• DESCRIPTION OF THE TASK
Only the lines from the one containing "Output the text content of this document." through the end of the entries should be returned, exactly as they are, with the pictures omitted.

• ENTRIES SHOWN
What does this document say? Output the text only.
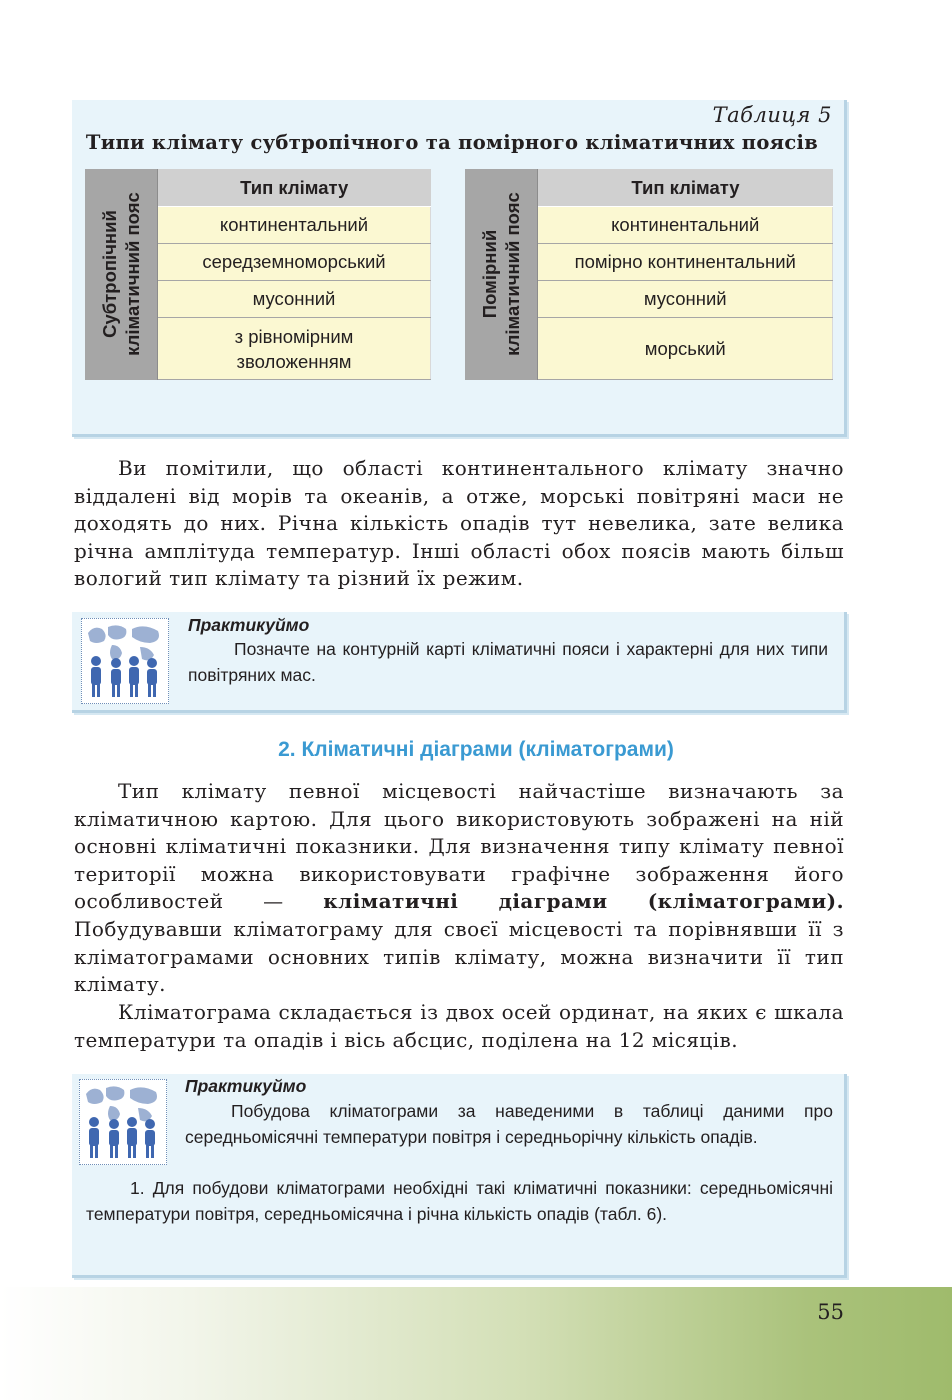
Таблиця 5
Типи клімату субтропічного та помірного кліматичних поясів
Субтропічний кліматичний пояс
	Тип клімату
континентальний
середземноморський
мусонний
з рівномірним зволоженням
Помірний кліматичний пояс
	Тип клімату
континентальний
помірно континентальний
мусонний
морський
Ви помітили, що області континентального клімату значно віддалені від морів та океанів, а отже, морські повітряні маси не доходять до них. Річна кількість опадів тут невелика, зате велика річна амплітуда температур. Інші області обох поясів мають більш вологий тип клімату та різний їх режим.
Практикуймо
Позначте на контурній карті кліматичні пояси і характерні для них типи повітряних мас.
2. Кліматичні діаграми (кліматограми)
Тип клімату певної місцевості найчастіше визначають за кліматичною картою. Для цього використовують зображені на ній основні кліматичні показники. Для визначення типу клімату певної території можна використовувати графічне зображення його особливостей — кліматичні діаграми (кліматограми). Побудувавши кліматограму для своєї місцевості та порівнявши її з кліматограмами основних типів клімату, можна визначити її тип клімату.
Кліматограма складається із двох осей ординат, на яких є шкала температури та опадів і вісь абсцис, поділена на 12 місяців.
Практикуймо
Побудова кліматограми за наведеними в таблиці даними про середньомісячні температури повітря і середньорічну кількість опадів.
1. Для побудови кліматограми необхідні такі кліматичні показники: середньомісячні температури повітря, середньомісячна і річна кількість опадів (табл. 6).
55
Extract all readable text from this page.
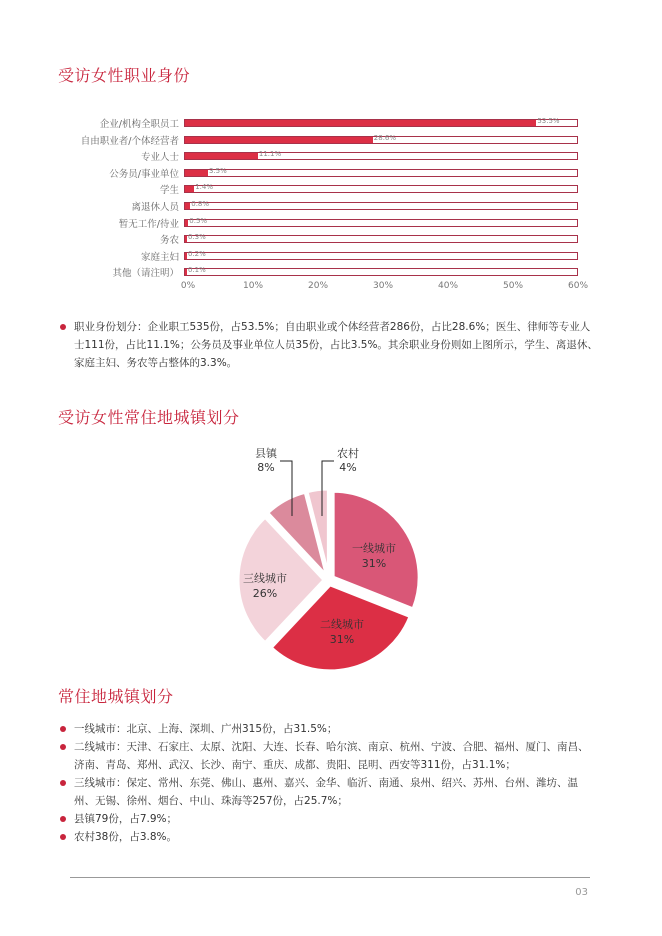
受访女性职业身份
企业/机构全职员工	53.5%
自由职业者/个体经营者	28.6%
专业人士	11.1%
公务员/事业单位	3.5%
学生 1.4%
离退休人员 0.8%
暂无工作/待业 0.5%
务农 0.3%
家庭主妇 0.2%
其他（请注明） 0.1%
0%	10%	20%	30%	40%	50%	60%
职业身份划分：企业职工535份，占53.5%；自由职业或个体经营者286份，占比28.6%；医生、律师等专业人士111份，占比11.1%；公务员及事业单位人员35份，占比3.5%。其余职业身份则如上图所示，学生、离退休、家庭主妇、务农等占整体的3.3%。
受访女性常住地城镇划分
一线城市
31%
二线城市
31%
三线城市
26%
县镇
8%
农村
4%
常住地城镇划分
一线城市：北京、上海、深圳、广州315份，占31.5%；
二线城市：天津、石家庄、太原、沈阳、大连、长春、哈尔滨、南京、杭州、宁波、合肥、福州、厦门、南昌、济南、青岛、郑州、武汉、长沙、南宁、重庆、成都、贵阳、昆明、西安等311份，占31.1%；
三线城市：保定、常州、东莞、佛山、惠州、嘉兴、金华、临沂、南通、泉州、绍兴、苏州、台州、潍坊、温州、无锡、徐州、烟台、中山、珠海等257份，占25.7%；
县镇79份，占7.9%；
农村38份，占3.8%。
03
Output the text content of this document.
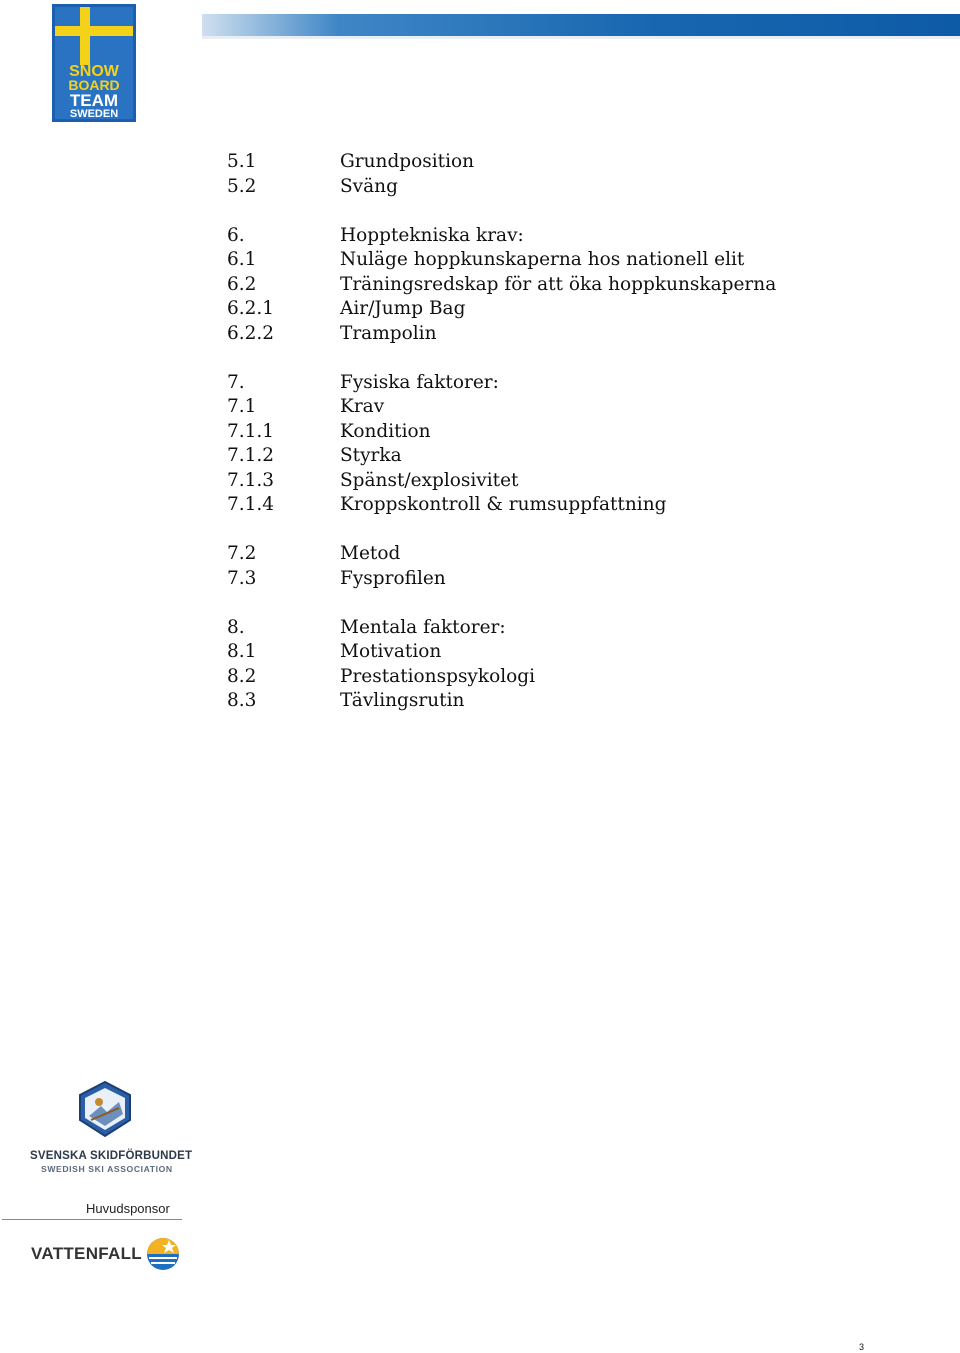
SNOW
BOARD
TEAM
SWEDEN
5.1	Grundposition
5.2	Sväng
6.	Hopptekniska krav:
6.1	Nuläge hoppkunskaperna hos nationell elit
6.2	Träningsredskap för att öka hoppkunskaperna
6.2.1	Air/Jump Bag
6.2.2	Trampolin
7.	Fysiska faktorer:
7.1	Krav
7.1.1	Kondition
7.1.2	Styrka
7.1.3	Spänst/explosivitet
7.1.4	Kroppskontroll & rumsuppfattning
7.2	Metod
7.3	Fysprofilen
8.	Mentala faktorer:
8.1	Motivation
8.2	Prestationspsykologi
8.3	Tävlingsrutin
SVENSKA SKIDFÖRBUNDET
SWEDISH SKI ASSOCIATION
Huvudsponsor
VATTENFALL
3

• FINAL ANSWER
Output the text content of this document.
SNOW
BOARD
TEAM
SWEDEN
5.1	Grundposition
5.2	Sväng
6.	Hopptekniska krav:
6.1	Nuläge hoppkunskaperna hos nationell elit
6.2	Träningsredskap för att öka hoppkunskaperna
6.2.1	Air/Jump Bag
6.2.2	Trampolin
7.	Fysiska faktorer:
7.1	Krav
7.1.1	Kondition
7.1.2	Styrka
7.1.3	Spänst/explosivitet
7.1.4	Kroppskontroll & rumsuppfattning
7.2	Metod
7.3	Fysprofilen
8.	Mentala faktorer:
8.1	Motivation
8.2	Prestationspsykologi
8.3	Tävlingsrutin
SVENSKA SKIDFÖRBUNDET
SWEDISH SKI ASSOCIATION
Huvudsponsor
VATTENFALL
3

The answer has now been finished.